** INFORMATION PROVIDED **
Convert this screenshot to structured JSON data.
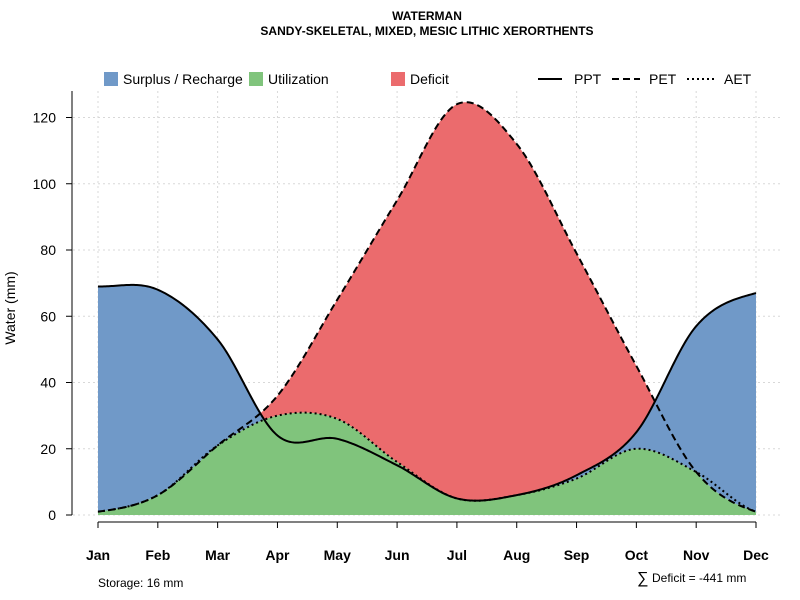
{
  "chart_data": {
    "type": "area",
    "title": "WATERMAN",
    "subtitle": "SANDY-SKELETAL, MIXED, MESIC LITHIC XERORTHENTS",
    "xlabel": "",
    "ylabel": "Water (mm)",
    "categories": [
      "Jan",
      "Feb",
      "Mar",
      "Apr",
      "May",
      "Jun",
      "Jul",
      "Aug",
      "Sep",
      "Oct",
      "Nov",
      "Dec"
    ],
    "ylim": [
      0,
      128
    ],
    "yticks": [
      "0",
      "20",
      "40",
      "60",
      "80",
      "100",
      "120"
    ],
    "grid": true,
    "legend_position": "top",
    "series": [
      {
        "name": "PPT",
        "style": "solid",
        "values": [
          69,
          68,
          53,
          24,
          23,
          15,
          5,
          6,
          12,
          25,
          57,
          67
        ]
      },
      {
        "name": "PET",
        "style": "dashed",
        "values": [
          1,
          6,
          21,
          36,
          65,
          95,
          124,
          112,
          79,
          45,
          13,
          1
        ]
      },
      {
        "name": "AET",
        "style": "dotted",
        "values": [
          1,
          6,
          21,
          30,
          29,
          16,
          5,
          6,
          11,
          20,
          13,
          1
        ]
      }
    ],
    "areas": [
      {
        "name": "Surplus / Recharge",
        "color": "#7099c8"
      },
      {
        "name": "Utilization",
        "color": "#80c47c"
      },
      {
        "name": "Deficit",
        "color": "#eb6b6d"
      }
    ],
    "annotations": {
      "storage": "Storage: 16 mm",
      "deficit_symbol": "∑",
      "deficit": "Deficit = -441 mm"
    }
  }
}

** REQUIRED WORK **
Look through the entries and return every line where "style" appears.

** COMPLETED TASK **
        "style": "solid",
        "style": "dashed",
        "style": "dotted",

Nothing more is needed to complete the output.